GIVEN REQUEST:
Copy the lines of material below word for word, omitting the pictures.

THE INPUT:
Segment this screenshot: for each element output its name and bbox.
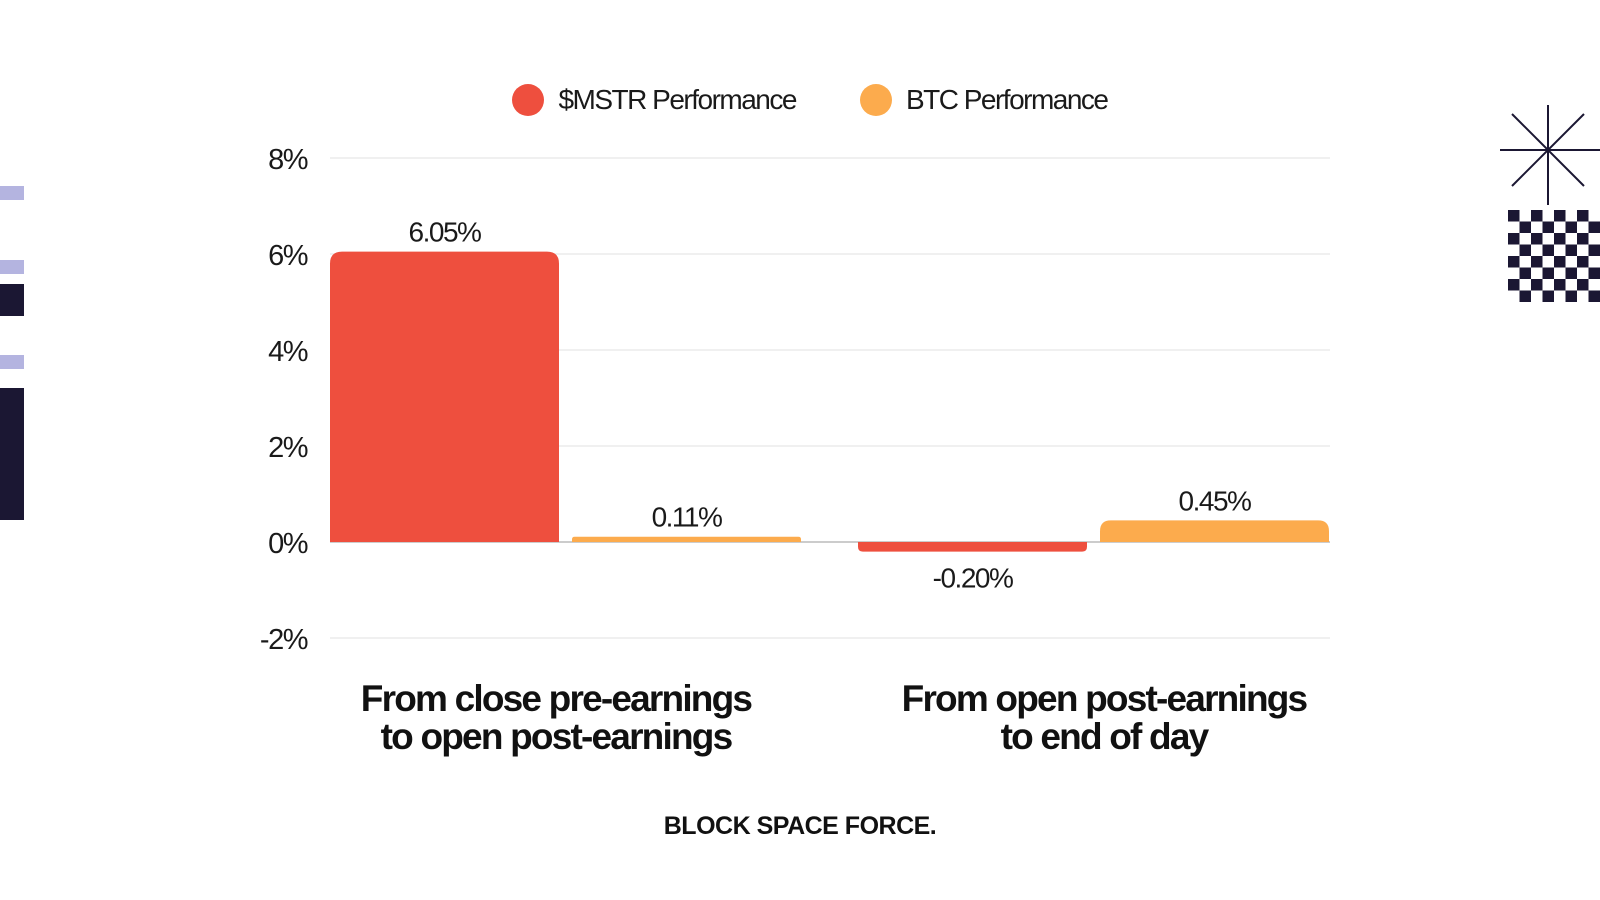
category-label-2-line-1: From open post-earnings [901, 678, 1308, 719]
bar [572, 536, 801, 542]
checker-square [1554, 210, 1566, 222]
deco-lavender-bar-3 [0, 355, 24, 369]
legend: $MSTR Performance BTC Performance [0, 78, 1600, 122]
legend-item-mstr: $MSTR Performance [512, 84, 797, 116]
bar [330, 251, 559, 542]
checker-square [1542, 221, 1554, 233]
category-label-2: From open post-earnings to end of day [864, 680, 1344, 756]
legend-swatch-mstr [512, 84, 545, 116]
deco-lavender-bar-2 [0, 260, 24, 274]
legend-label-mstr: $MSTR Performance [558, 84, 797, 115]
checker-square [1577, 256, 1589, 268]
data-label: 0.11% [652, 502, 722, 533]
checker-square [1577, 233, 1589, 245]
legend-item-btc: BTC Performance [859, 84, 1109, 116]
checkerboard-icon [1508, 210, 1600, 302]
checker-square [1565, 244, 1577, 256]
checker-square [1508, 256, 1520, 268]
checker-square [1554, 279, 1566, 291]
category-label-2-line-2: to end of day [1000, 716, 1210, 757]
checker-square [1542, 244, 1554, 256]
checker-square [1577, 210, 1589, 222]
checker-square [1531, 256, 1543, 268]
checker-square [1508, 279, 1520, 291]
checker-square [1531, 233, 1543, 245]
y-tick-label: -2% [260, 624, 308, 656]
category-label-1-line-1: From close pre-earnings [360, 678, 753, 719]
checker-square [1531, 279, 1543, 291]
bar [1100, 520, 1329, 542]
checker-square [1588, 244, 1600, 256]
checker-square [1588, 267, 1600, 279]
checker-square [1565, 221, 1577, 233]
checker-square [1588, 290, 1600, 302]
checker-square [1542, 267, 1554, 279]
data-label: -0.20% [933, 563, 1013, 594]
y-tick-label: 2% [268, 432, 308, 464]
deco-navy-block-2 [0, 388, 24, 520]
category-label-1: From close pre-earnings to open post-ear… [316, 680, 796, 756]
checker-square [1554, 233, 1566, 245]
checker-square [1588, 221, 1600, 233]
deco-navy-block-1 [0, 284, 24, 316]
legend-swatch-btc [859, 84, 892, 116]
checker-square [1554, 256, 1566, 268]
checker-square [1565, 267, 1577, 279]
y-tick-label: 0% [268, 528, 308, 560]
y-tick-label: 8% [268, 144, 308, 176]
legend-label-btc: BTC Performance [905, 84, 1109, 115]
checker-square [1565, 290, 1577, 302]
deco-lavender-bar-1 [0, 186, 24, 200]
brand-logo: BLOCK SPACE FORCE. [663, 812, 937, 840]
y-tick-label: 6% [268, 240, 308, 272]
checker-square [1577, 279, 1589, 291]
bar [858, 542, 1087, 552]
checker-square [1542, 290, 1554, 302]
checker-square [1519, 290, 1531, 302]
category-label-1-line-2: to open post-earnings [380, 716, 734, 757]
checker-square [1519, 221, 1531, 233]
checker-square [1508, 233, 1520, 245]
checker-square [1531, 210, 1543, 222]
checker-square [1519, 267, 1531, 279]
checker-square [1508, 210, 1520, 222]
starburst-icon [1500, 105, 1600, 205]
data-label: 0.45% [1179, 485, 1251, 516]
y-tick-label: 4% [268, 336, 308, 368]
data-label: 6.05% [409, 217, 481, 248]
checker-square [1519, 244, 1531, 256]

FINISHED EXERCISE:
Segment this screenshot: for each element output its name and bbox.
category-label-2-line-1: From open post-earnings [901, 678, 1308, 719]
bar [572, 536, 801, 542]
checker-square [1554, 210, 1566, 222]
deco-lavender-bar-3 [0, 355, 24, 369]
legend: $MSTR Performance BTC Performance [0, 78, 1600, 122]
legend-item-mstr: $MSTR Performance [512, 84, 797, 116]
bar [330, 251, 559, 542]
checker-square [1542, 221, 1554, 233]
category-label-2: From open post-earnings to end of day [864, 680, 1344, 756]
legend-swatch-mstr [512, 84, 545, 116]
deco-lavender-bar-2 [0, 260, 24, 274]
legend-label-mstr: $MSTR Performance [558, 84, 797, 115]
checker-square [1577, 256, 1589, 268]
data-label: 0.11% [652, 502, 722, 533]
checker-square [1577, 233, 1589, 245]
legend-item-btc: BTC Performance [859, 84, 1109, 116]
checkerboard-icon [1508, 210, 1600, 302]
checker-square [1565, 244, 1577, 256]
checker-square [1508, 256, 1520, 268]
checker-square [1554, 279, 1566, 291]
category-label-2-line-2: to end of day [1000, 716, 1210, 757]
checker-square [1542, 244, 1554, 256]
checker-square [1577, 210, 1589, 222]
checker-square [1531, 256, 1543, 268]
checker-square [1508, 279, 1520, 291]
checker-square [1531, 233, 1543, 245]
y-tick-label: -2% [260, 624, 308, 656]
category-label-1-line-1: From close pre-earnings [360, 678, 753, 719]
checker-square [1531, 279, 1543, 291]
bar [1100, 520, 1329, 542]
checker-square [1588, 244, 1600, 256]
checker-square [1588, 267, 1600, 279]
checker-square [1565, 221, 1577, 233]
checker-square [1588, 290, 1600, 302]
checker-square [1542, 267, 1554, 279]
data-label: -0.20% [933, 563, 1013, 594]
y-tick-label: 2% [268, 432, 308, 464]
deco-navy-block-2 [0, 388, 24, 520]
category-label-1: From close pre-earnings to open post-ear… [316, 680, 796, 756]
checker-square [1554, 233, 1566, 245]
checker-square [1588, 221, 1600, 233]
deco-navy-block-1 [0, 284, 24, 316]
legend-swatch-btc [859, 84, 892, 116]
checker-square [1554, 256, 1566, 268]
checker-square [1565, 267, 1577, 279]
y-tick-label: 0% [268, 528, 308, 560]
y-tick-label: 8% [268, 144, 308, 176]
legend-label-btc: BTC Performance [905, 84, 1109, 115]
checker-square [1565, 290, 1577, 302]
deco-lavender-bar-1 [0, 186, 24, 200]
brand-logo: BLOCK SPACE FORCE. [663, 812, 937, 840]
y-tick-label: 6% [268, 240, 308, 272]
checker-square [1577, 279, 1589, 291]
bar [858, 542, 1087, 552]
checker-square [1542, 290, 1554, 302]
checker-square [1519, 290, 1531, 302]
category-label-1-line-2: to open post-earnings [380, 716, 734, 757]
checker-square [1519, 221, 1531, 233]
checker-square [1508, 233, 1520, 245]
checker-square [1531, 210, 1543, 222]
checker-square [1519, 267, 1531, 279]
checker-square [1508, 210, 1520, 222]
starburst-icon [1500, 105, 1600, 205]
data-label: 0.45% [1179, 485, 1251, 516]
y-tick-label: 4% [268, 336, 308, 368]
data-label: 6.05% [409, 217, 481, 248]
checker-square [1519, 244, 1531, 256]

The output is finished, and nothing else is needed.